■ TASK DIRECTIONS ■
Look through the lines below and state how many hold the word "this". Write only the number.

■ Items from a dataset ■
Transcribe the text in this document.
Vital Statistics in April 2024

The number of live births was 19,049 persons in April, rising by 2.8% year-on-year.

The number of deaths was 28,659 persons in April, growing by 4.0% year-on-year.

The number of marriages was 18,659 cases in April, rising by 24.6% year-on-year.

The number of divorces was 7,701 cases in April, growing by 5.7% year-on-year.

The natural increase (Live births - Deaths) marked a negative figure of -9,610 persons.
...
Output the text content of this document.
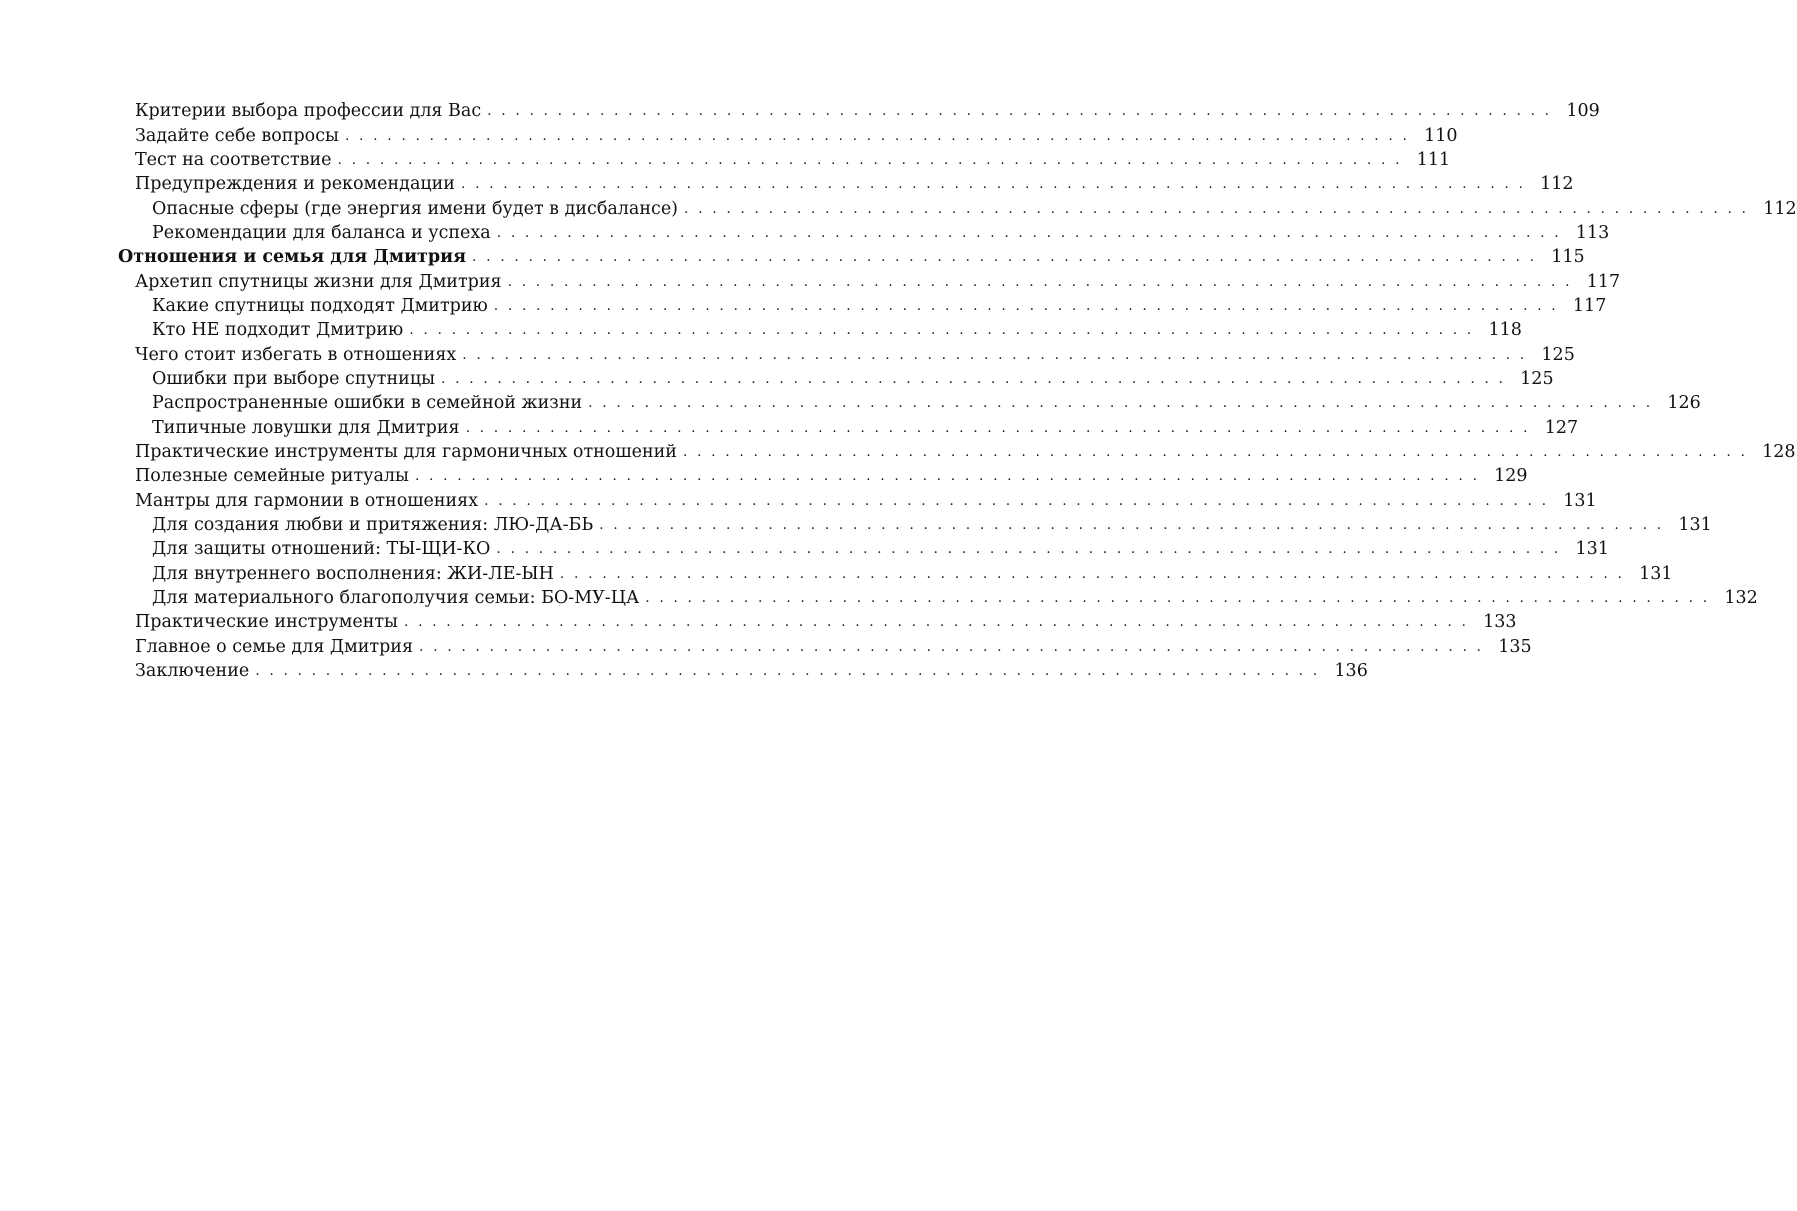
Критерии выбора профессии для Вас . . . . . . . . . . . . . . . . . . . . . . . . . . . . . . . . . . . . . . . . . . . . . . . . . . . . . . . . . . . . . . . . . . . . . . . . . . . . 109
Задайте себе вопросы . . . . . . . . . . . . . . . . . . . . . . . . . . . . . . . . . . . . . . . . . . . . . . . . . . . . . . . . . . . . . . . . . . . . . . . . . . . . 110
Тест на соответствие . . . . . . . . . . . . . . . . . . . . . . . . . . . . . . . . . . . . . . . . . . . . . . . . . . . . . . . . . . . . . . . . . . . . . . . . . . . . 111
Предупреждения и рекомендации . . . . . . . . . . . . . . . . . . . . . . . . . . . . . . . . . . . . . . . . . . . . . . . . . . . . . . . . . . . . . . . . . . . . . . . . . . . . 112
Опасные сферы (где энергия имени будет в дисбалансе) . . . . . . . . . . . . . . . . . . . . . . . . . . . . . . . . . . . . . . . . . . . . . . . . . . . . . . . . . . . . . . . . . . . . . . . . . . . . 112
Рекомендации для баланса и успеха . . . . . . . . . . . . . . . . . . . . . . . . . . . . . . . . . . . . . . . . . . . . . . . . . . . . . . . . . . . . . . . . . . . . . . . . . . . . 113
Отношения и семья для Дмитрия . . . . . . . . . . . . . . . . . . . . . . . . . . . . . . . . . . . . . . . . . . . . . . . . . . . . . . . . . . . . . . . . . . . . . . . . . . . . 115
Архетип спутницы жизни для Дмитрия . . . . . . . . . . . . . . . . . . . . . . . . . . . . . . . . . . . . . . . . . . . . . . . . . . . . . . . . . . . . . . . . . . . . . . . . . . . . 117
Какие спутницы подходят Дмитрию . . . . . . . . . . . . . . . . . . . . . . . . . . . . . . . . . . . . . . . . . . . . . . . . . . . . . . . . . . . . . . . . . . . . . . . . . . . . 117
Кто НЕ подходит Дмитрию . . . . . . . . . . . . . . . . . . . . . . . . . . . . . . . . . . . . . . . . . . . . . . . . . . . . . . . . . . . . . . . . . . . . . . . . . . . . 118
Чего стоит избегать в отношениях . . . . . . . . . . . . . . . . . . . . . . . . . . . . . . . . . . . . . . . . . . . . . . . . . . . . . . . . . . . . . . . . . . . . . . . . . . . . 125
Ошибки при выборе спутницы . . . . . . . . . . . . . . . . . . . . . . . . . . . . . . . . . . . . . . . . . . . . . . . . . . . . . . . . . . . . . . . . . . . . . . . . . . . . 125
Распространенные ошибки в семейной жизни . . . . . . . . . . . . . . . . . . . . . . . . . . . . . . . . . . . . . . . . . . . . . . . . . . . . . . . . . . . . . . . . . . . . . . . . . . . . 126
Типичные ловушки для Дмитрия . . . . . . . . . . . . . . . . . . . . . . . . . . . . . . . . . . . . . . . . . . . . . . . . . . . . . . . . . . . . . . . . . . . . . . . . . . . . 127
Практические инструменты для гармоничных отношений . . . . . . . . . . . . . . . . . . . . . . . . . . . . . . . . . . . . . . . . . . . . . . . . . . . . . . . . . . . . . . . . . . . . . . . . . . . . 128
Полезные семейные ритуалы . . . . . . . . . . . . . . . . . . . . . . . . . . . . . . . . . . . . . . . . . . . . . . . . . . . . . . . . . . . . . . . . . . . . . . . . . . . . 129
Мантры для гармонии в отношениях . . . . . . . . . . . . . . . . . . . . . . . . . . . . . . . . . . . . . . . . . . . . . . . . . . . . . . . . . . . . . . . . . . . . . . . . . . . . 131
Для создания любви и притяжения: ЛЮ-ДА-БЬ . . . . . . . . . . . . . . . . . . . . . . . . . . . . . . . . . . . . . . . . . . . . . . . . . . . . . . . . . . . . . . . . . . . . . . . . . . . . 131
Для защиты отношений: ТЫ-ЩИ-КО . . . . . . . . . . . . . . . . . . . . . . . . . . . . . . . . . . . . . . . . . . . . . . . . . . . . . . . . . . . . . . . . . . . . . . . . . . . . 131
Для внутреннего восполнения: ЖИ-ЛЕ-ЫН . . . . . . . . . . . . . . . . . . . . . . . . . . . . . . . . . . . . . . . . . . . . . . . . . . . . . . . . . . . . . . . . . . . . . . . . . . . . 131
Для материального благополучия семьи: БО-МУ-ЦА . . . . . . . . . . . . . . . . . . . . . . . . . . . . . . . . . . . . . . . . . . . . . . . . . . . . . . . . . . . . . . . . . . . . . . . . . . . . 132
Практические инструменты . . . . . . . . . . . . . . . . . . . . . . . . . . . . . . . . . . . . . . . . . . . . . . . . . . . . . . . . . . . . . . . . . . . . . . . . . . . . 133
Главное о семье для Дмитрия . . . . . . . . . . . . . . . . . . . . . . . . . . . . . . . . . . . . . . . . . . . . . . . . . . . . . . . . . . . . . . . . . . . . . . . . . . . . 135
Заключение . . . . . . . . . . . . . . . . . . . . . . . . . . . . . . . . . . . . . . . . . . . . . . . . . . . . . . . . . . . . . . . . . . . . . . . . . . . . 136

■ COMPLETED EXERCISE ■
2